**Given request**
Look through the lines and report how many include the word "JSON", giving nothing but the number.

(Stored data)
::::
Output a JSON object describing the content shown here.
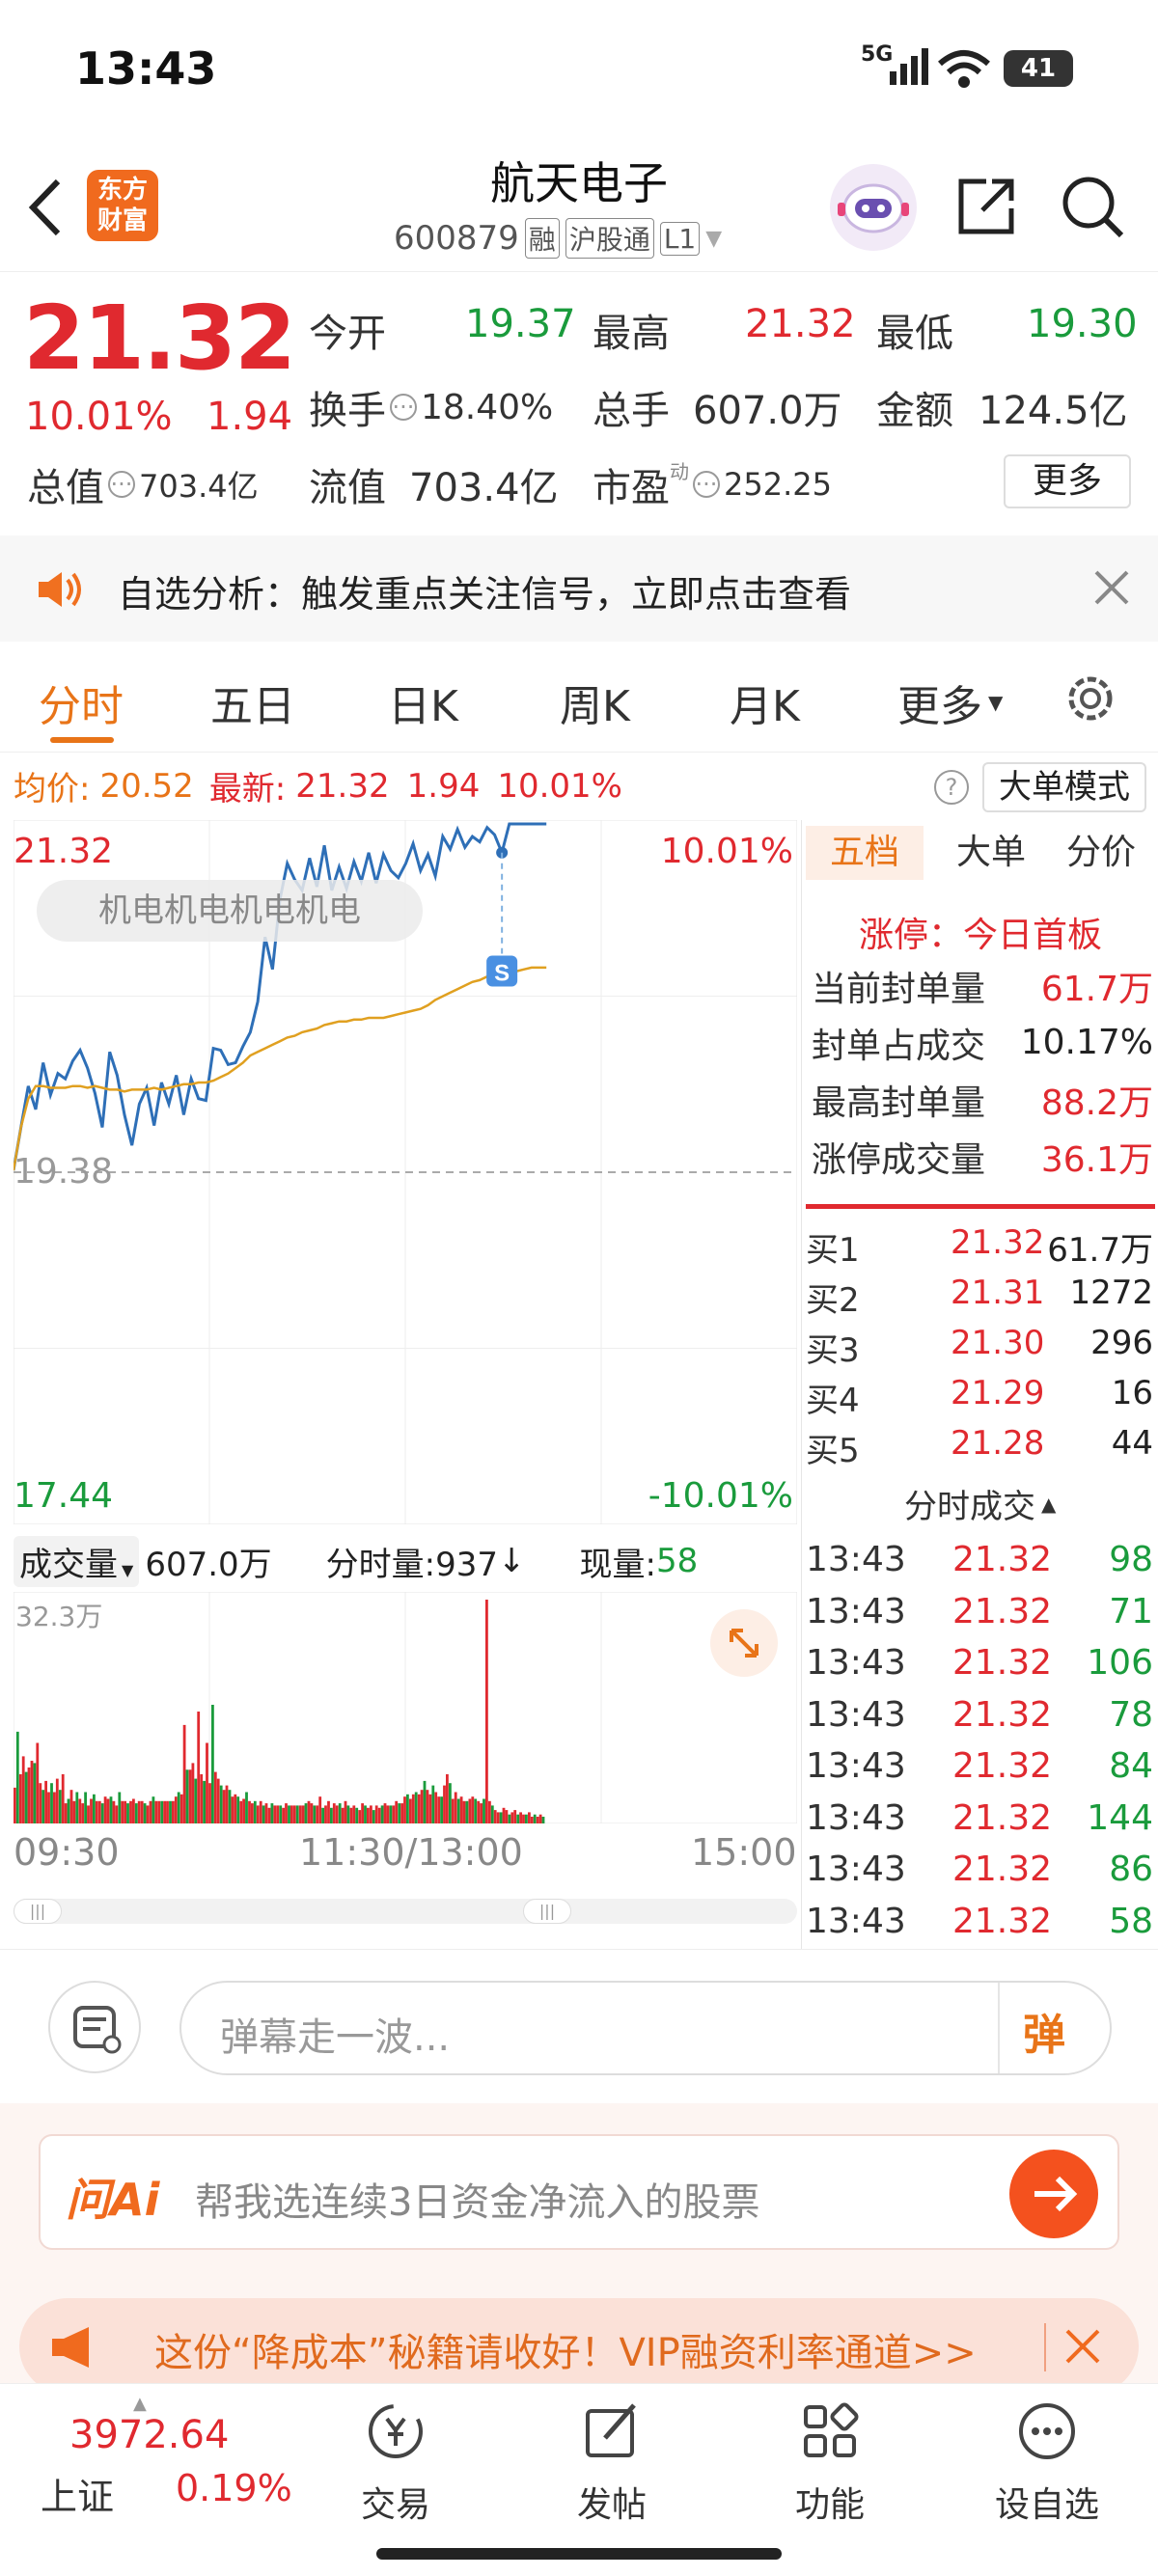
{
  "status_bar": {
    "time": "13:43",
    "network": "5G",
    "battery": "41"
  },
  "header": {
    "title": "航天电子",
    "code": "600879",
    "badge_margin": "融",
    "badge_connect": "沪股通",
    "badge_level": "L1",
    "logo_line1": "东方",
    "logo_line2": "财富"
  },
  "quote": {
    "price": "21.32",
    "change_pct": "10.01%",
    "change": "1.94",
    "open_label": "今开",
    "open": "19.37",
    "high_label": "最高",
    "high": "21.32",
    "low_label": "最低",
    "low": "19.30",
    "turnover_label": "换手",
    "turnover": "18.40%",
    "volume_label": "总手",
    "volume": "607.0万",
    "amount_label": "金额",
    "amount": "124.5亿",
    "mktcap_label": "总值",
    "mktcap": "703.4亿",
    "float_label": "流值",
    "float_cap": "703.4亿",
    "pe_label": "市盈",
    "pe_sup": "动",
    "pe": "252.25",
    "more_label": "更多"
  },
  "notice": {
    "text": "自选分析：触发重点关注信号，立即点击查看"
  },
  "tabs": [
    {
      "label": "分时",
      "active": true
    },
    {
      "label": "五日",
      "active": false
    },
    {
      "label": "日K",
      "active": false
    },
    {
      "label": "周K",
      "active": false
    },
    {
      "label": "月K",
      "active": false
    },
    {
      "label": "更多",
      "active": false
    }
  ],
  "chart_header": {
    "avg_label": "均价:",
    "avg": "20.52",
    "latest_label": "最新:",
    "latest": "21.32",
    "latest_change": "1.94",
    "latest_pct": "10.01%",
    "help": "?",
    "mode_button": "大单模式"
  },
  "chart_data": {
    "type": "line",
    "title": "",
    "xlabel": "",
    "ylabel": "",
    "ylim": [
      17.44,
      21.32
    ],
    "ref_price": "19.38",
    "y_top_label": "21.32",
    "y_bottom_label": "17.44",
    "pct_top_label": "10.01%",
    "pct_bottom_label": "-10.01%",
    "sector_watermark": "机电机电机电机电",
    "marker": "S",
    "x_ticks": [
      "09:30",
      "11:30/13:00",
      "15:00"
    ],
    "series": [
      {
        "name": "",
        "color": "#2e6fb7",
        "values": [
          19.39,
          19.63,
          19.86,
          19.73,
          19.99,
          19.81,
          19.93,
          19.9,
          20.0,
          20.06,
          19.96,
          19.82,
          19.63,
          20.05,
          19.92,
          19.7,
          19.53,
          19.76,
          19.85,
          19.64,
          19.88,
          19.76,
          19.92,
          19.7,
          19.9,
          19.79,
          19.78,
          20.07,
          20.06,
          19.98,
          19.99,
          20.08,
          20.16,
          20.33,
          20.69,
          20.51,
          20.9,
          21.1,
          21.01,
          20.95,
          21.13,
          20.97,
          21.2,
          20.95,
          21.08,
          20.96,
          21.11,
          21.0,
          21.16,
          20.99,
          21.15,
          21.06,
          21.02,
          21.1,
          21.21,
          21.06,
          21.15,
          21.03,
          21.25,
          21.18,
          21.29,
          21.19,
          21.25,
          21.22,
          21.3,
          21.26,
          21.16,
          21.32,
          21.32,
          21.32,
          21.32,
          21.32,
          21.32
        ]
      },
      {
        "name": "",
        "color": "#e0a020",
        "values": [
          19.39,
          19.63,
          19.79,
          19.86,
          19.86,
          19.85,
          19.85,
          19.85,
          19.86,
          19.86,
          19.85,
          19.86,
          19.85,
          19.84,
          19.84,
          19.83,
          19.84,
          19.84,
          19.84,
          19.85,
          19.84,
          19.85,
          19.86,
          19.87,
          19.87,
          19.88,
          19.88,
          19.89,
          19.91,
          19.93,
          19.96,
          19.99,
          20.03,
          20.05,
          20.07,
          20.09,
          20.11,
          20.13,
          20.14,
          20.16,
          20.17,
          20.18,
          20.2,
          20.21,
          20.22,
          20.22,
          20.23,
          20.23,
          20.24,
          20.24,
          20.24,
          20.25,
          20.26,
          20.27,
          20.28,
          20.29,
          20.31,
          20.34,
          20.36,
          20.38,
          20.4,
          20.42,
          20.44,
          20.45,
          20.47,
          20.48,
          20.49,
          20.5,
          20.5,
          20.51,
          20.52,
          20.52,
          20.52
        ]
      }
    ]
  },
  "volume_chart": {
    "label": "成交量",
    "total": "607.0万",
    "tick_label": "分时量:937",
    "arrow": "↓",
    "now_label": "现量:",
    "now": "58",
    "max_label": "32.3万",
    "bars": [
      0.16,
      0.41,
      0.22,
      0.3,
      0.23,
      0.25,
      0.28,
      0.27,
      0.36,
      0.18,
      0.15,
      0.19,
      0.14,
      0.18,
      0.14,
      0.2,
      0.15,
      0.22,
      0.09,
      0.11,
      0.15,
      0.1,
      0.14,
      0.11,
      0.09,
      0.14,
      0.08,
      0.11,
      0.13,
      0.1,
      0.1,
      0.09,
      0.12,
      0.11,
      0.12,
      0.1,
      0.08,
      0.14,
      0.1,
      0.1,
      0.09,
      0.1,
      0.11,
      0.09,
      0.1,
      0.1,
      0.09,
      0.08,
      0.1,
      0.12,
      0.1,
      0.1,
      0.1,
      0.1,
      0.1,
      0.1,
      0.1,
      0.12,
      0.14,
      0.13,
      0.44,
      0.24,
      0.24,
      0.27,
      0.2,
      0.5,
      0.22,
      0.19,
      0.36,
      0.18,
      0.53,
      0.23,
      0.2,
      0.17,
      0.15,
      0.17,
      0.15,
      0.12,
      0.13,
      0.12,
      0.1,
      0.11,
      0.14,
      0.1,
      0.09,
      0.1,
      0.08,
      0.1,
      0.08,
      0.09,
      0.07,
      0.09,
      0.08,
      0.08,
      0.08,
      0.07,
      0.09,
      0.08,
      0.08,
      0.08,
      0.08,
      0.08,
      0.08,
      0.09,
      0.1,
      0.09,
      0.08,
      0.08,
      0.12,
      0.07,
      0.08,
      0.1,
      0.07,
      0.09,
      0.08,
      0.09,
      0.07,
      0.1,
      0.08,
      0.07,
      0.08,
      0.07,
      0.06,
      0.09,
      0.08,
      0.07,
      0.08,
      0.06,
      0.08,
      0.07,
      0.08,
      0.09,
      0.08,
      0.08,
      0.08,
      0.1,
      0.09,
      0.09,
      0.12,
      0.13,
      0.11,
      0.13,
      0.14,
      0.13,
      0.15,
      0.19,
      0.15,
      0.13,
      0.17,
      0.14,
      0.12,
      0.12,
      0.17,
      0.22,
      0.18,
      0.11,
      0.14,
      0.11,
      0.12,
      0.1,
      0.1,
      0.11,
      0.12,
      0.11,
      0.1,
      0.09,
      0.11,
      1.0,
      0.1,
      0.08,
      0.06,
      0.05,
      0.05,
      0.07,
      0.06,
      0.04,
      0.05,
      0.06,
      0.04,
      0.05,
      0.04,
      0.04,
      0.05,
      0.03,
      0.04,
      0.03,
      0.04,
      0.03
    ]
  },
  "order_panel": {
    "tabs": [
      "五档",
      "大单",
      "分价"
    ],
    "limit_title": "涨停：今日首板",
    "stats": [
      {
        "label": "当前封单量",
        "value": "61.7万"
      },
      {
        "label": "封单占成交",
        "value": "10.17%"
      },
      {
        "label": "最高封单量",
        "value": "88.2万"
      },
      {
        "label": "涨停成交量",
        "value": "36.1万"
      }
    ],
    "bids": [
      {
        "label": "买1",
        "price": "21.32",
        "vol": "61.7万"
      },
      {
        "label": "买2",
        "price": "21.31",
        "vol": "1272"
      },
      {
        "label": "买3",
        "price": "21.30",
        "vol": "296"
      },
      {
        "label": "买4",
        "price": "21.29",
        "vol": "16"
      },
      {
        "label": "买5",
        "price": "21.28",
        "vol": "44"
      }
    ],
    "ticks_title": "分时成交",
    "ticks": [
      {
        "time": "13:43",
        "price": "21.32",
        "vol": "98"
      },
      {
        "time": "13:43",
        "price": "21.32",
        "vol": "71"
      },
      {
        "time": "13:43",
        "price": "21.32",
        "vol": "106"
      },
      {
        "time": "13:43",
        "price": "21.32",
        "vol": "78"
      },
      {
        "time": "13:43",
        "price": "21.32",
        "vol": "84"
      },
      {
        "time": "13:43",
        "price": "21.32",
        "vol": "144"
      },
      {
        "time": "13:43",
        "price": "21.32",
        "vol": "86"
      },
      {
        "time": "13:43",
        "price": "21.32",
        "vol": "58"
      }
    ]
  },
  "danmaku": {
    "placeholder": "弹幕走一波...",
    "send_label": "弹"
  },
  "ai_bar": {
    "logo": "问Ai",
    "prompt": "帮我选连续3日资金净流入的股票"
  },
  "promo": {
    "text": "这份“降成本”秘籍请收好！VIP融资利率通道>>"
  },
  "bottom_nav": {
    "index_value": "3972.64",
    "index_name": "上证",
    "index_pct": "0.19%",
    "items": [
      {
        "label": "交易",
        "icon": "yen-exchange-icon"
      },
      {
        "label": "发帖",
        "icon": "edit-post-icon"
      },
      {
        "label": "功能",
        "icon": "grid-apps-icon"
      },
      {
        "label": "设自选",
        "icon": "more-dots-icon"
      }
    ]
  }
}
::::
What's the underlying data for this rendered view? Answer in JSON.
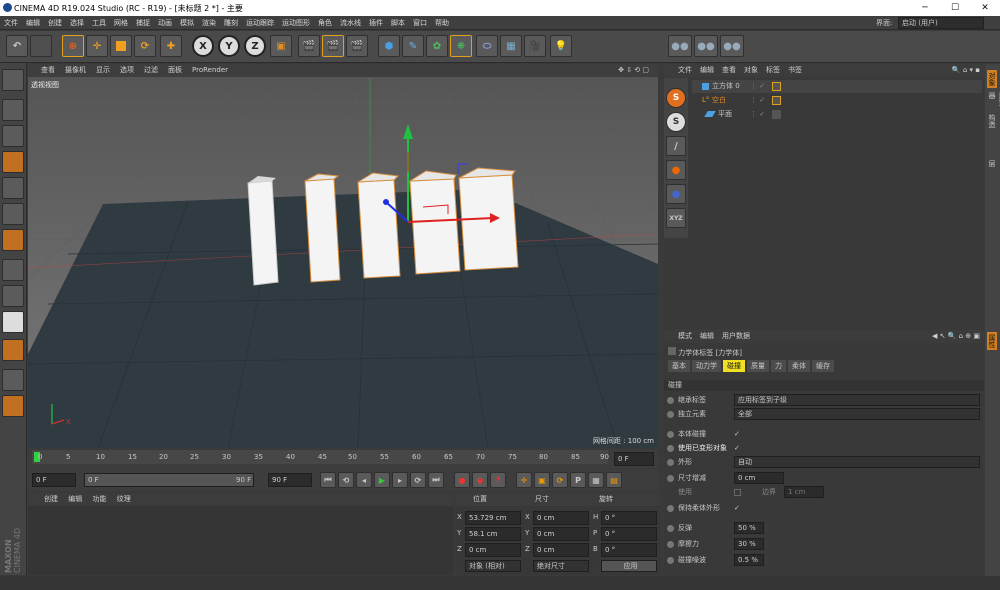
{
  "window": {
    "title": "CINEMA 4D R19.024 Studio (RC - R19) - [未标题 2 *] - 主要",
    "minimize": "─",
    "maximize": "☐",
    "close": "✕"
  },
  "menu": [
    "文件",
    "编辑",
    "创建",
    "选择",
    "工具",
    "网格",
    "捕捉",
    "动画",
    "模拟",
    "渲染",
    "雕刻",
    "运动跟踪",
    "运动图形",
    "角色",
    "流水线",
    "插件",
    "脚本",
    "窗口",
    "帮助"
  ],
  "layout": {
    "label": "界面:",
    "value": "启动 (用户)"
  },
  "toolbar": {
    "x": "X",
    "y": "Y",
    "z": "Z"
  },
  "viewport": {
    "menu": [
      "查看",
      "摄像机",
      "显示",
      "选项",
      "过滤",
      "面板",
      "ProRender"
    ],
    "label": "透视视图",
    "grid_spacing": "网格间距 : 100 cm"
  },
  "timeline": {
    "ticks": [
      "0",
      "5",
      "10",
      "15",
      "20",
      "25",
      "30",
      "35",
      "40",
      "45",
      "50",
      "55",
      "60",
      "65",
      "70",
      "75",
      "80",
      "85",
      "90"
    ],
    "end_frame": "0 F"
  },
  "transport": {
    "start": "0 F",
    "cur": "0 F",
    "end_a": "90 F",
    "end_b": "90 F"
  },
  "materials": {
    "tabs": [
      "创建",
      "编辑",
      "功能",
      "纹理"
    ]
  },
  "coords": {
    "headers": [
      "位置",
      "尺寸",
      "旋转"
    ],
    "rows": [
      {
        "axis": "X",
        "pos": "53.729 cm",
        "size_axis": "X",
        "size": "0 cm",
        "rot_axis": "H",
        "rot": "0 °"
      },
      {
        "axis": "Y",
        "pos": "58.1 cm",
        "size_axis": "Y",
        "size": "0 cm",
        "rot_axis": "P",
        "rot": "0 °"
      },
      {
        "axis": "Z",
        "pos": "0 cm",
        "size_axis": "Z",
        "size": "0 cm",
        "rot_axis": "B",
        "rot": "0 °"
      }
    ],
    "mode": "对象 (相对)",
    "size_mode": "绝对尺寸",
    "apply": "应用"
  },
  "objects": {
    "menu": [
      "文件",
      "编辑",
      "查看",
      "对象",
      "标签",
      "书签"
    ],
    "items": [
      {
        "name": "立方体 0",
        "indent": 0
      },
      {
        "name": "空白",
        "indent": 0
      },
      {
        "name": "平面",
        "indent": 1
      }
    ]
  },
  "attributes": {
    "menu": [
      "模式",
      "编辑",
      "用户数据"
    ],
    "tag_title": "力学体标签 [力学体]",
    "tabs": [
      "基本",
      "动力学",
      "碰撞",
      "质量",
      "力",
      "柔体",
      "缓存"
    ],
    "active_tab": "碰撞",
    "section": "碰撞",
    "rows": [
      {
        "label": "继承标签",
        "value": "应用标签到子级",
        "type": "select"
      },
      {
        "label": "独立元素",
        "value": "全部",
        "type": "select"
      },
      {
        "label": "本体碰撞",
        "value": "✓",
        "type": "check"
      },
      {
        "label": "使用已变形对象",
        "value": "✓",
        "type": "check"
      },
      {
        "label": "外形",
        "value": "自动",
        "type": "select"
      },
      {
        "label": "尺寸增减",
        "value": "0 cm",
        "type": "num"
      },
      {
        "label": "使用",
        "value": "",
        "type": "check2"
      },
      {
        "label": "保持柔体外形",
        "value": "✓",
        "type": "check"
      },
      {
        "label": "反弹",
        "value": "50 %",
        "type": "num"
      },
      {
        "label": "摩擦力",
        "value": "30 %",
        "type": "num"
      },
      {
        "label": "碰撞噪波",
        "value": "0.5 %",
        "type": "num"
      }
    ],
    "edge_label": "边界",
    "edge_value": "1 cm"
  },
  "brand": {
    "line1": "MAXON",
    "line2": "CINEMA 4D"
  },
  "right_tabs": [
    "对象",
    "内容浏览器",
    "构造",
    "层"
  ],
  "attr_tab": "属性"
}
::::
**Task result**
2